REQUIRED TASK —
Gather, from the data below, each line in which the word "situation" occurs.

TASK MATERIAL —

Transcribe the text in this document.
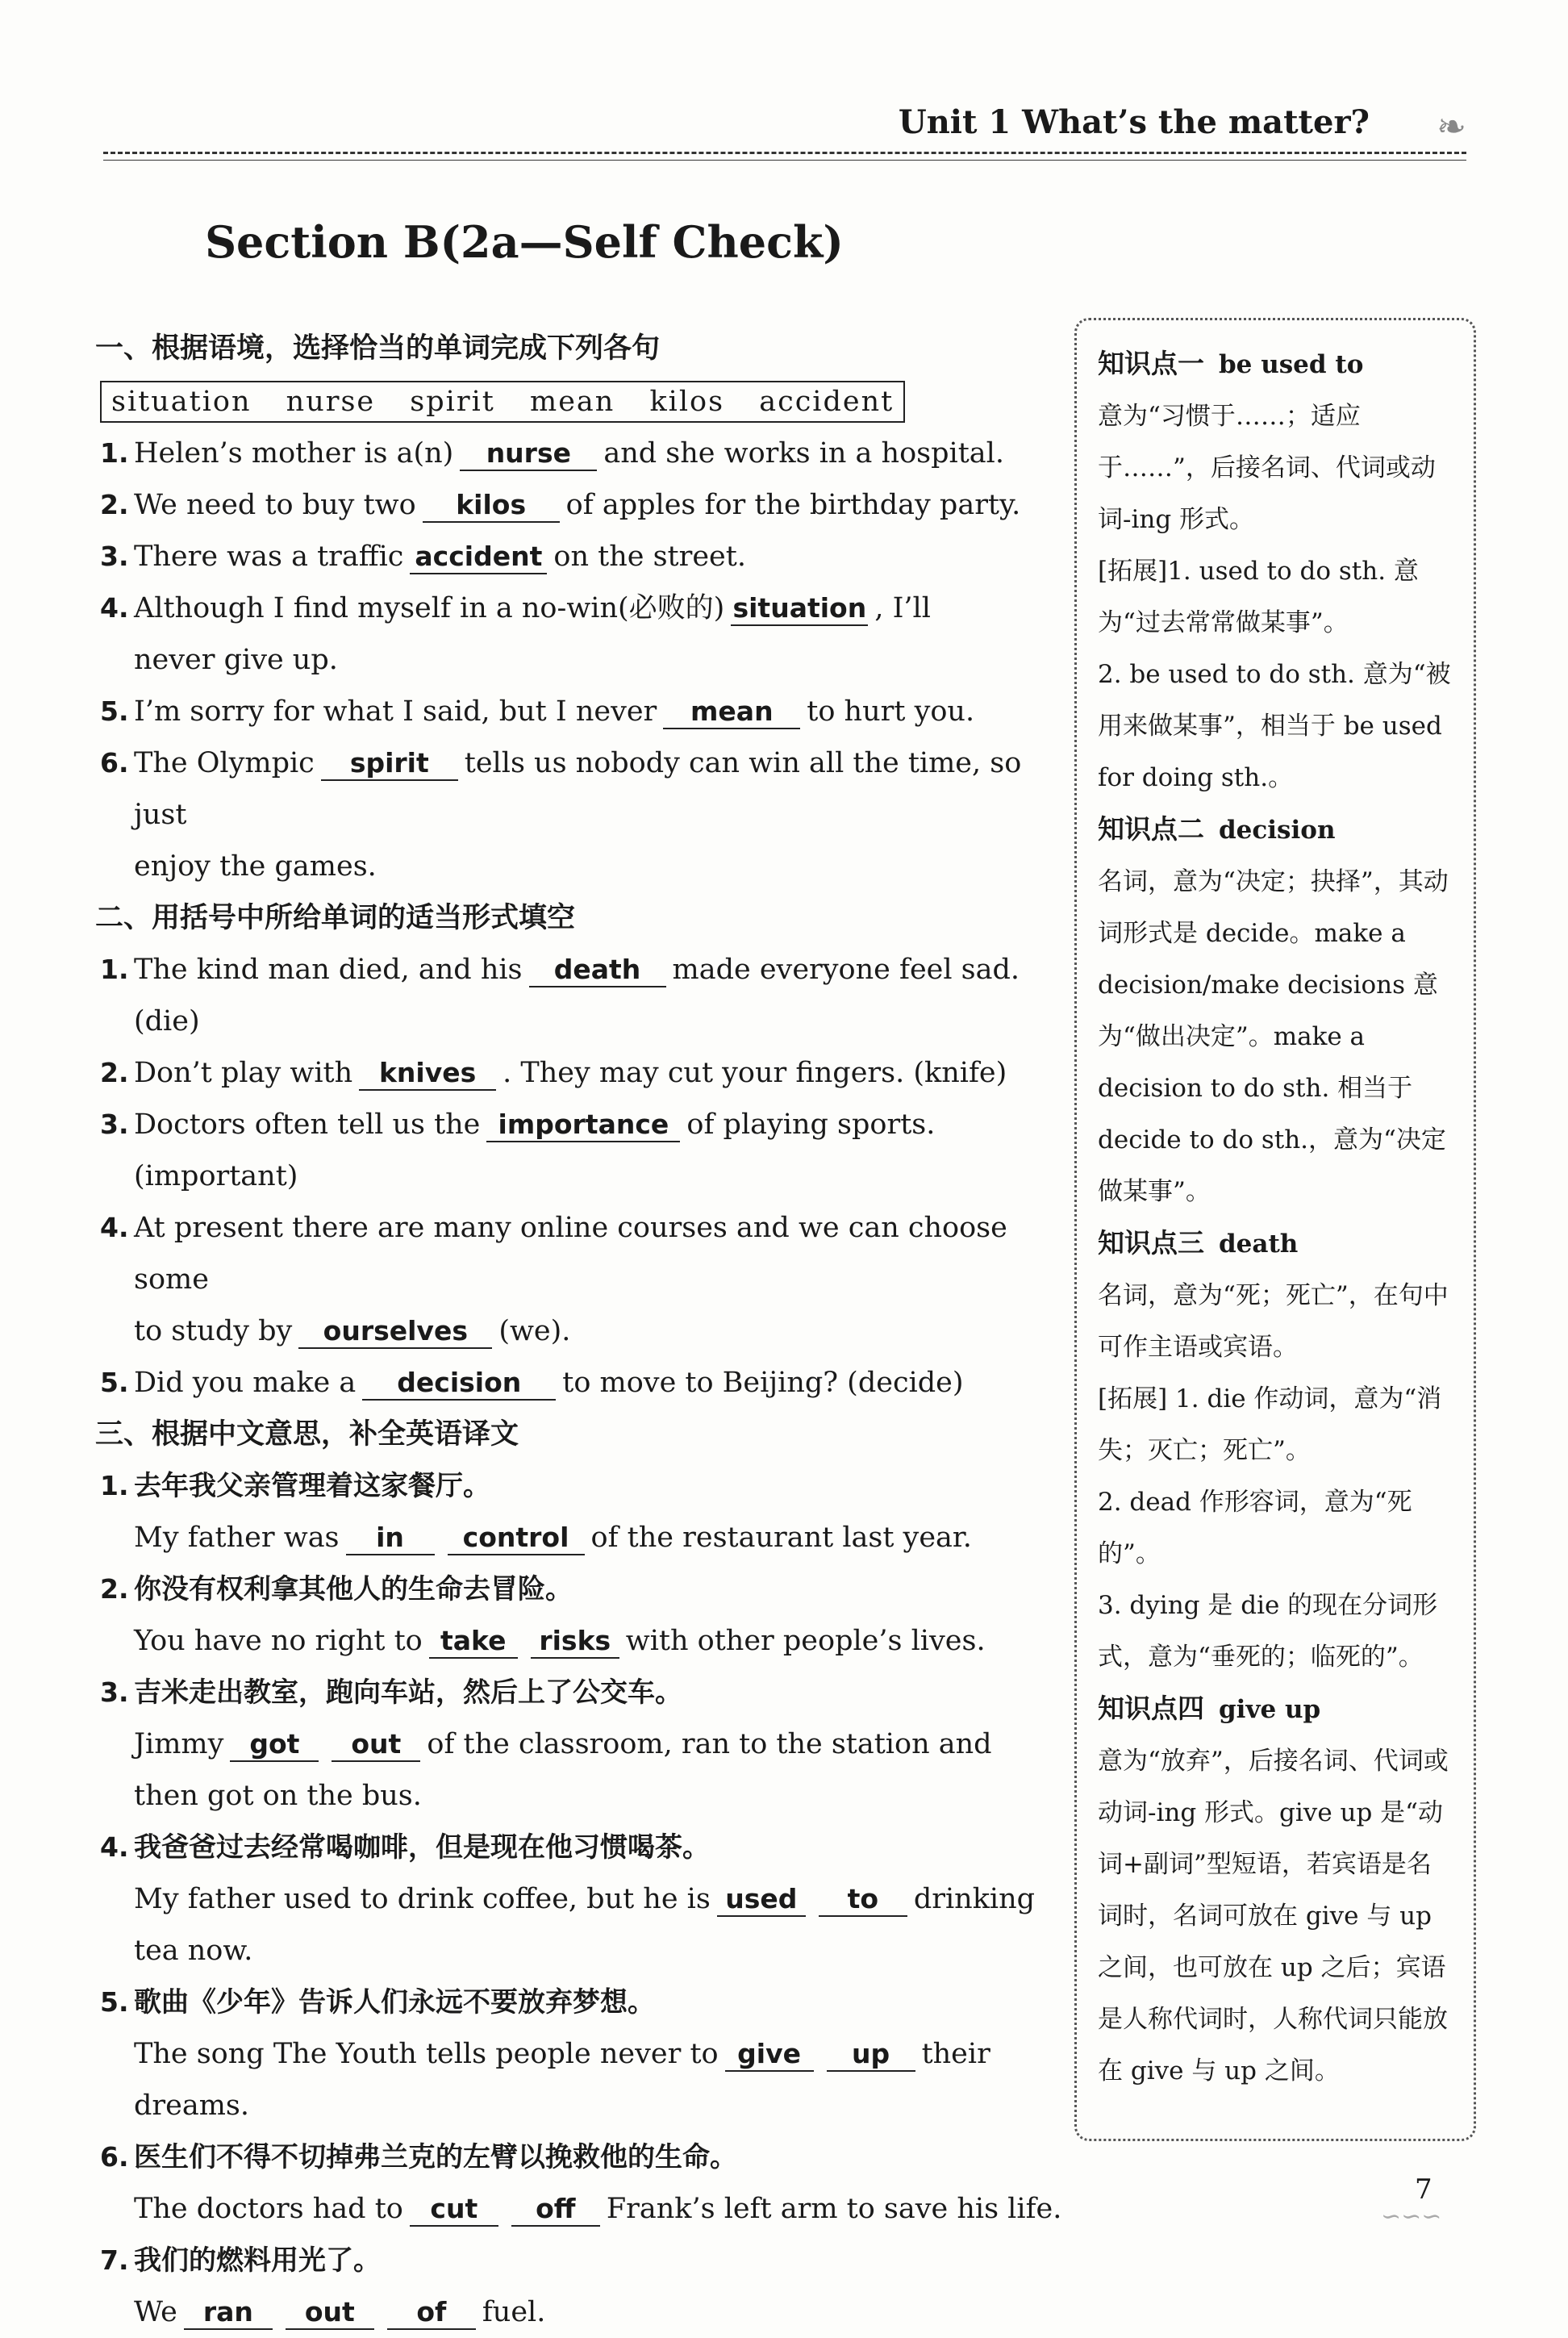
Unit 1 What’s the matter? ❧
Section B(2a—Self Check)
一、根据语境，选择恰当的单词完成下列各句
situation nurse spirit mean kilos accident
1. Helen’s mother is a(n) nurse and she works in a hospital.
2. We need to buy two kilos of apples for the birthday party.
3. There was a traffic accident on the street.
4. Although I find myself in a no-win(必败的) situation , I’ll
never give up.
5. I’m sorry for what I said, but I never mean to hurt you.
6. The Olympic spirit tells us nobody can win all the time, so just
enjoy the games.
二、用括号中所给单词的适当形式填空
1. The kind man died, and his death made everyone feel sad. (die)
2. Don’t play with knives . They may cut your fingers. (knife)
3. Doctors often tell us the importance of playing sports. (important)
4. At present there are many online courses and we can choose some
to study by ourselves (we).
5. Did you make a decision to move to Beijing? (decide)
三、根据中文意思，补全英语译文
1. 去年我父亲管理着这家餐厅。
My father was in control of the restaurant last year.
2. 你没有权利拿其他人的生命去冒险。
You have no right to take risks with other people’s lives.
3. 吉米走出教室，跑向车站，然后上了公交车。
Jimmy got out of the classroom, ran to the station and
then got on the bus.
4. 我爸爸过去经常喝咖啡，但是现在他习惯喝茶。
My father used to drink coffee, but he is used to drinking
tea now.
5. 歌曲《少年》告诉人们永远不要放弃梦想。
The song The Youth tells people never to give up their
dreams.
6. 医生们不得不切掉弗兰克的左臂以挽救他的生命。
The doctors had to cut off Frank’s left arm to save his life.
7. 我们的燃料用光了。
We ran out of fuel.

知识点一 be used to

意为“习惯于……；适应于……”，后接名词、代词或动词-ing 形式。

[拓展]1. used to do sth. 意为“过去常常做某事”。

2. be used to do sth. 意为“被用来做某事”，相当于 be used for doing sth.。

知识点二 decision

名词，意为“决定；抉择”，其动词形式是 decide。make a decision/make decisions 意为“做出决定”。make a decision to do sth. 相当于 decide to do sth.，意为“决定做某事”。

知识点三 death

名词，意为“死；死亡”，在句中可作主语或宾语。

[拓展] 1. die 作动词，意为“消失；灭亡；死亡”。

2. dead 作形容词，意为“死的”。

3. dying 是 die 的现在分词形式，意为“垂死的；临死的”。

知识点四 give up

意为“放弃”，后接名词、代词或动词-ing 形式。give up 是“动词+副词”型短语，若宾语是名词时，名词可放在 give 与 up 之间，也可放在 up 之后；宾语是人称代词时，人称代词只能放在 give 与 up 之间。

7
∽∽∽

WRITTEN SOLUTION —
situation nurse spirit mean kilos accident
4. Although I find myself in a no-win(必败的) situation , I’ll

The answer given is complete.